# [Consignes de l'exercice]
1. Réécrivez le passage de l'article sur Edward Scissorhands allant de « Ce film s'appelle » jusqu'à « est trop populaire). » en substituant « ce cinéaste » à « Tim Burton ».
2. Répondez aux questions suivantes d'après l'article sur Edward Scissorhands.
(a) Quel titre français du film l'article mentionne-t-il ?
(b) Quel domaine l'article présente-t-il comme la « passion première » ?
(c) Quel livre est désigné comme le seul que l'on ait le droit de lire ?

# [Extrait de l'article]
(j'ai un peu retouché l'article parce qu'il était incompréhensible, et j'en ai profité pour supprimer quelques fautes d'orthographe xD)
Je poste un petit article sur le cinéma, sinon vous risquez d'oublier que c'est ma passion première ;-)
Et aujourd'hui je veux parler d'un film dont on ne parle pas souvent - parce que ceux qui ont assez de savoir en cinéma pour l'apprécier pleinement sont trop snobs pour le faire, et que les autres n'ont rien à en dire (même s'ils y sont sensible).
Ce film s'appelle Edward Scissorhands, ou Edouard aux mains d'argent pour ceux qui osent l'hérésie de le regarder en français. Déjà, c'est un film de Tim Burton, ce qui ne facilite pas les choses (ça ne fait pas sérieux de parler de Tim Burton, il est trop populaire).
Même si je dois avouer que, en règle générale, les fans de Burton m'agacent énormément, on ne peut pas nier que c'est un cinéaste qui a développé sa propre esthétique, sa propre vision du cinéma, et qui est juste absolument génial, pour faire simple.
Bref.
Quelques petites « règles » avant de commencer:
1/ ne jamais rien croire ni même LIRE ce qui est dit de Tim Burton sur le net. J'ai débuté comme ça, et après plus de recherches je me suis rendu compte que c'était un gros tas de merde. Vraiment... généralement j'évite les fansites parce que ça peut me mettre en colère pour le reste de la journée!
2/ n'achetez AUCUN livre sur Tim Burton, vous perdez votre argent c'est du même topo, d'ailleurs les fansites s'inspirent souvent de ces bouses. En gros, c'est comme les fansites, sauf qu'en plus de perdre votre temps, vous payez pour perdre votre temps! Le seul livre que vous ayez le droit de lire, c'est Burton on Burton qui est un (super) recueil d'interviews de Tim Burton, avec ses dessins etc, et c'est pour moi la base de tout pour les fans. C'est un bon début, mais faut pas s'en tenir qu'à là, en gros.

# [Données extraites]
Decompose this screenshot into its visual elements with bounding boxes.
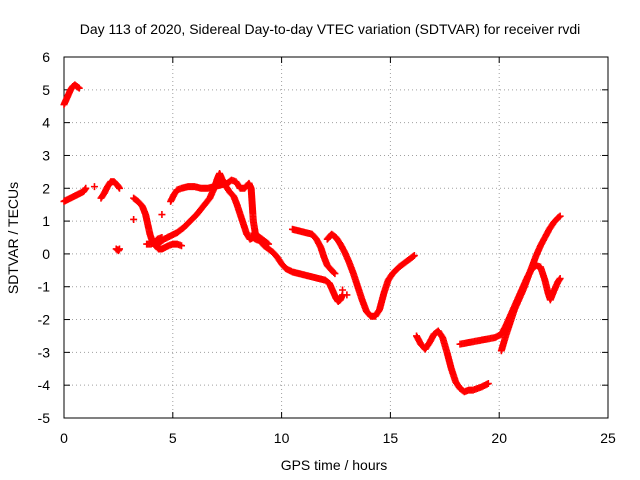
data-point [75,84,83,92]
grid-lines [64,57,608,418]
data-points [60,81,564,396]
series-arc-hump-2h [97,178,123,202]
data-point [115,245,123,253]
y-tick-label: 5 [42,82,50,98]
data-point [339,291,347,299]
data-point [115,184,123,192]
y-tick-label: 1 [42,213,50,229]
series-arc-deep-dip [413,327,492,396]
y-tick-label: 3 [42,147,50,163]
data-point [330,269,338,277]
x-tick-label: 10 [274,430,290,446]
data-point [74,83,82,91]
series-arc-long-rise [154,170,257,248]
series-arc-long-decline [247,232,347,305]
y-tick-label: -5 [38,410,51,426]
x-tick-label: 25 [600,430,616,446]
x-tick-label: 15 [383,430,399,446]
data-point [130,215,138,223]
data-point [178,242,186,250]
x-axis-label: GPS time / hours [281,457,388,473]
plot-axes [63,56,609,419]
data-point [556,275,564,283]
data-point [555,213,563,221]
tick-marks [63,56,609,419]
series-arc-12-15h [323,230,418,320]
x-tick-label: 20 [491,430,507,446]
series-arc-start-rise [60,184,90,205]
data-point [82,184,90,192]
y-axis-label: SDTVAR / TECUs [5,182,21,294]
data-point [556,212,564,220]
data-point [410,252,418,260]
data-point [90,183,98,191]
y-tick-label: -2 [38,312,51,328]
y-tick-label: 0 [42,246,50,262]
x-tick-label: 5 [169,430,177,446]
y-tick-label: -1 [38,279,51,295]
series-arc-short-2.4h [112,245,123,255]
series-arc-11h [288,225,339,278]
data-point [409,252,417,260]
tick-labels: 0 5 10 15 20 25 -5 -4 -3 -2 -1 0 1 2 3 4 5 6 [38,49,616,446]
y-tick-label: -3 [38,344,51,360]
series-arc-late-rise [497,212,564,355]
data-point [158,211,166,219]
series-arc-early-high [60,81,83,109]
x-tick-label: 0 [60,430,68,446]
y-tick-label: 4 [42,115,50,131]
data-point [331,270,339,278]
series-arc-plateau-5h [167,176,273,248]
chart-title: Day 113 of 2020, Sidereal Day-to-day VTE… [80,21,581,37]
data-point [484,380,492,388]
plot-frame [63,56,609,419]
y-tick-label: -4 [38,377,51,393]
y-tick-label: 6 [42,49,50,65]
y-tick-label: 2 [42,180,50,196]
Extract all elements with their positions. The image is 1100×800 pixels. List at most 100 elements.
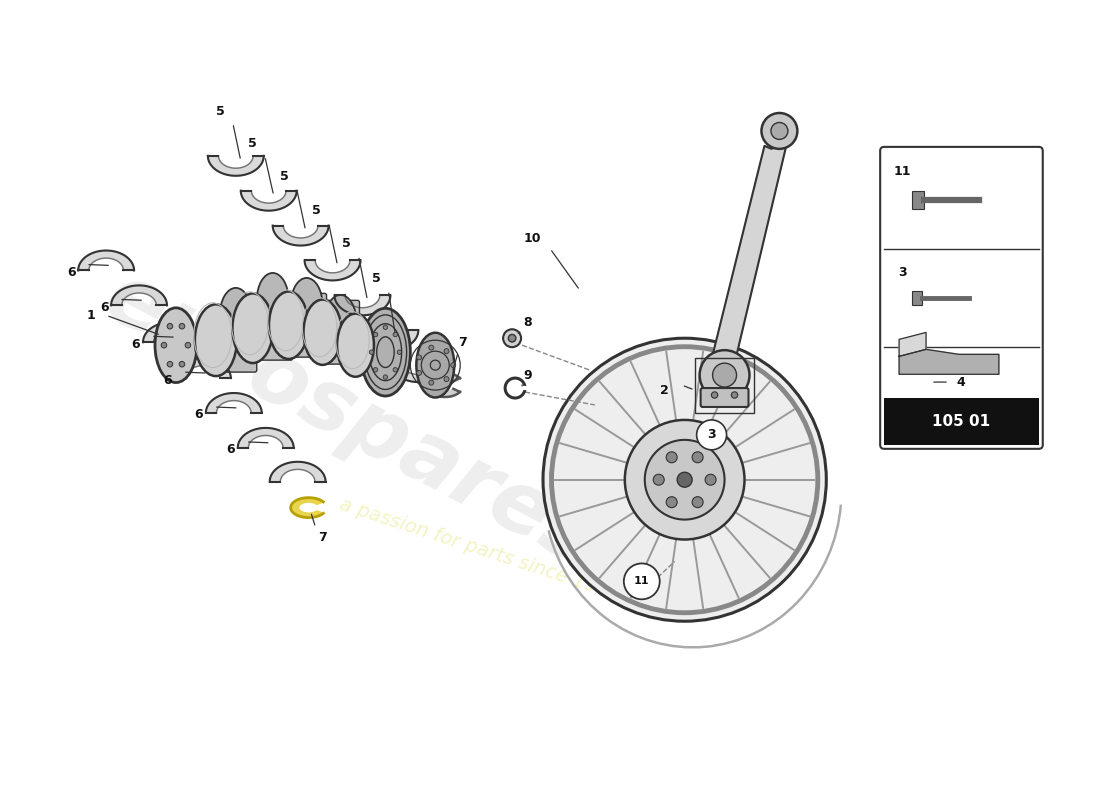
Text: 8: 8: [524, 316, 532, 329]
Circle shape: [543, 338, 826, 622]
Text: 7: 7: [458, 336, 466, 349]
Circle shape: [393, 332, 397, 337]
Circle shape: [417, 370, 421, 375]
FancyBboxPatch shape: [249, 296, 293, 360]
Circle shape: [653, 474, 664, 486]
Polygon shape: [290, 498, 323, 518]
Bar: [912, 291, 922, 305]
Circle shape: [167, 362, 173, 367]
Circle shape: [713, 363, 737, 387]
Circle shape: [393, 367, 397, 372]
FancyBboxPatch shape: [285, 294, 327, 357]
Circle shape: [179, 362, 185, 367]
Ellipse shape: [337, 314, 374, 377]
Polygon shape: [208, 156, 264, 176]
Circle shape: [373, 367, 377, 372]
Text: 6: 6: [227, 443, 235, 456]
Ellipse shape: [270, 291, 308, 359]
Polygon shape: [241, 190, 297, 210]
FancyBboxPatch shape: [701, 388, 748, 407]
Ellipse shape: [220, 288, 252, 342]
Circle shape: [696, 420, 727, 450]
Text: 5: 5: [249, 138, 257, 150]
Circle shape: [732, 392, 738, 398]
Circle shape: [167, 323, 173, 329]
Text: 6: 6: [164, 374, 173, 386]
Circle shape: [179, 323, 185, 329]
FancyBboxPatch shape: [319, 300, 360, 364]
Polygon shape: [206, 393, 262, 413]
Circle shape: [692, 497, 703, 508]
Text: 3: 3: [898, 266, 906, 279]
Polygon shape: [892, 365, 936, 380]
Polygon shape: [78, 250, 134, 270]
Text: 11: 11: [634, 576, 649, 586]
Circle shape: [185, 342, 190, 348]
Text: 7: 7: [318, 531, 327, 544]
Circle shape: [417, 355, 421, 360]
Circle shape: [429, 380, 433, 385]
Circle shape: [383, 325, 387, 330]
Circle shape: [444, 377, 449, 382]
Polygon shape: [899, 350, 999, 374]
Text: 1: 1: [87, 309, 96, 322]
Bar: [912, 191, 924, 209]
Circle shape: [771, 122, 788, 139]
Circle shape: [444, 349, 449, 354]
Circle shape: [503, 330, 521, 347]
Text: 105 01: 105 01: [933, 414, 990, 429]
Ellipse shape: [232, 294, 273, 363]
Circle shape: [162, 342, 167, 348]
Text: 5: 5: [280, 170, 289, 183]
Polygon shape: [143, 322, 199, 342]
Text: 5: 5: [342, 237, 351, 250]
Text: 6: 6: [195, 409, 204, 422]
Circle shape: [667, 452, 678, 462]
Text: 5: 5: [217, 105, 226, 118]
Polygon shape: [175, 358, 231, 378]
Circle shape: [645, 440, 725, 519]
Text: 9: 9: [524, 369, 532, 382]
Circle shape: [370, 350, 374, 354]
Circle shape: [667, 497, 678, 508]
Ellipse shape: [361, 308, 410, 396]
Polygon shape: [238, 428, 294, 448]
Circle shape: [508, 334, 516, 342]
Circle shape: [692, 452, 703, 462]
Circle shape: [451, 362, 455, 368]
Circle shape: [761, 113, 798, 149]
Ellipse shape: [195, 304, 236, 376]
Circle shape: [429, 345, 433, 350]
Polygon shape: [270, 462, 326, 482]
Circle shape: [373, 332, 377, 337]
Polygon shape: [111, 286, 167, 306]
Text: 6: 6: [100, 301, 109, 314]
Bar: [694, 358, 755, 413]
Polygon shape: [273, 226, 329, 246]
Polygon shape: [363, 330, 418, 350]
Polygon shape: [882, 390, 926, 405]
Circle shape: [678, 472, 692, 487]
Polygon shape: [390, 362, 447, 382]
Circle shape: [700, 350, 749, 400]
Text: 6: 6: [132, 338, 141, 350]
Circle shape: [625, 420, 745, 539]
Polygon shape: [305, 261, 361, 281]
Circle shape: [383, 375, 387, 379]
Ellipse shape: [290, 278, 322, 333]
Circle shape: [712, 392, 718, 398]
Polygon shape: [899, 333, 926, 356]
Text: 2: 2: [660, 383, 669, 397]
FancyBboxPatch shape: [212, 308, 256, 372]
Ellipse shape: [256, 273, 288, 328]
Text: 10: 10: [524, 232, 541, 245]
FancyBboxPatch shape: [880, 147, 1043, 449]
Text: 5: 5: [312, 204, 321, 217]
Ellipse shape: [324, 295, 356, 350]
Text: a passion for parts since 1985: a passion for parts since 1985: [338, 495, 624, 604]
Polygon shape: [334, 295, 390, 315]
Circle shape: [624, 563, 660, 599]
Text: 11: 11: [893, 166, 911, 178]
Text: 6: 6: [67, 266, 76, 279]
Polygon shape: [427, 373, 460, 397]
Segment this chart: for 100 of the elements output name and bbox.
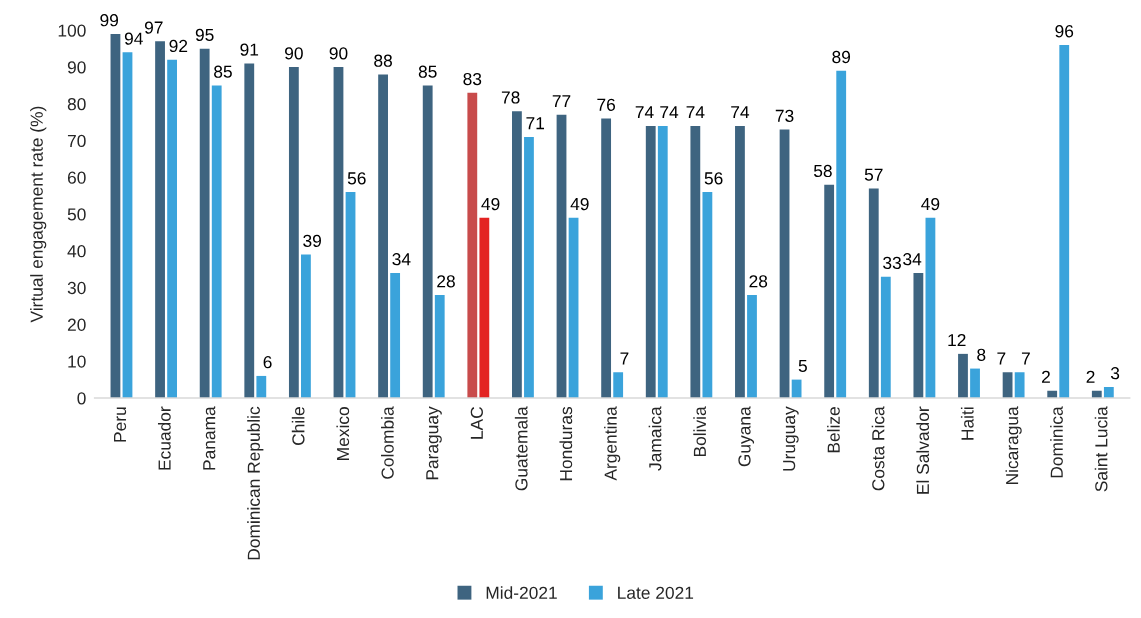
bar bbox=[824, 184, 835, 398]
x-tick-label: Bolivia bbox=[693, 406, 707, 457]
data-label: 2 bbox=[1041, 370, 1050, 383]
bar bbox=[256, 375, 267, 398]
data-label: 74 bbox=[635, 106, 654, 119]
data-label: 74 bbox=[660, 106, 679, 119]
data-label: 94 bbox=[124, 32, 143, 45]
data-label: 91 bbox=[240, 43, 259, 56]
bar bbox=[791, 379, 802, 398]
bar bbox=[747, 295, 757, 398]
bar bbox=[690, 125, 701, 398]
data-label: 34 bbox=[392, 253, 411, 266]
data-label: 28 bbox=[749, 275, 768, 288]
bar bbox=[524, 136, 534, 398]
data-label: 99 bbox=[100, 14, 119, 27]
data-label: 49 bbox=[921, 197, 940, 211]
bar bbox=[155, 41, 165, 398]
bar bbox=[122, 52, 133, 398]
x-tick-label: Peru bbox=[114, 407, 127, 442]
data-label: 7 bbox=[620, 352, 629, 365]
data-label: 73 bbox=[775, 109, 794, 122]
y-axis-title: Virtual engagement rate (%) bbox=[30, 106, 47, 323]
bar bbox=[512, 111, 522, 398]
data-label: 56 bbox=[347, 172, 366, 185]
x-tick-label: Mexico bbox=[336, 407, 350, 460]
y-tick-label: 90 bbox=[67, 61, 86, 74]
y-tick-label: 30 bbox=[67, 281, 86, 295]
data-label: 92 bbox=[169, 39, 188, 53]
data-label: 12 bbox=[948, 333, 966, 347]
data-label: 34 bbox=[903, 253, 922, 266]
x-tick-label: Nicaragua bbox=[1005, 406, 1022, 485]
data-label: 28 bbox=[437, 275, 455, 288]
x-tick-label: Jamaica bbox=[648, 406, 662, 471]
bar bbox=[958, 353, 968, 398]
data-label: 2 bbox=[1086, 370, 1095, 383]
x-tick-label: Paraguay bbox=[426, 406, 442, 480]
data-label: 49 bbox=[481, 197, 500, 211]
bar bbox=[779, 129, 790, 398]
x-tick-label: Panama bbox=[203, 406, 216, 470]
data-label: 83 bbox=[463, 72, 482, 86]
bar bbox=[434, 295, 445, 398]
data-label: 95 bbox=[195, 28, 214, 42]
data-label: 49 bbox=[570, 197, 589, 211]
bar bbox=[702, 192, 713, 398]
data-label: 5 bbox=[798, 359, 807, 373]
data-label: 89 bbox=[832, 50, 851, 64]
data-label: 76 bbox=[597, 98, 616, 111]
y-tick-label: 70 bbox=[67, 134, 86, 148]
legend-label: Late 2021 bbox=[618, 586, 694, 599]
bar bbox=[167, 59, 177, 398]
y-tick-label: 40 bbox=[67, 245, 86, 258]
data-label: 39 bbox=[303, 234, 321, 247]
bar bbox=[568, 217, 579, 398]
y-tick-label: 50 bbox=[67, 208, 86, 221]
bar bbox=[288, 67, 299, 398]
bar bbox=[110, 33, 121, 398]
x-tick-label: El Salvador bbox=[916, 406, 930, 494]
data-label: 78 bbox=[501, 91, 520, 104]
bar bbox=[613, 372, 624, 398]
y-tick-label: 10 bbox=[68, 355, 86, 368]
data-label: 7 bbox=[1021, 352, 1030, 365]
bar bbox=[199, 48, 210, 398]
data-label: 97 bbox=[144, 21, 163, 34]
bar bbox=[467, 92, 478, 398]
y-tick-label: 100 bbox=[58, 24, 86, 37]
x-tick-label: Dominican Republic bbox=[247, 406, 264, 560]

# [Exercice corrigé]
1.
Ce film s'appelle Edward Scissorhands, ou Edouard aux mains d'argent pour ceux qui osent l'hérésie de le regarder en français. Déjà, c'est un film de ce cinéaste, ce qui ne facilite pas les choses (ça ne fait pas sérieux de parler de ce cinéaste, il est trop populaire).

2.
(a) Edouard aux mains d'argent.
(b) Le cinéma.
(c) Burton on Burton, un recueil d'interviews de Tim Burton.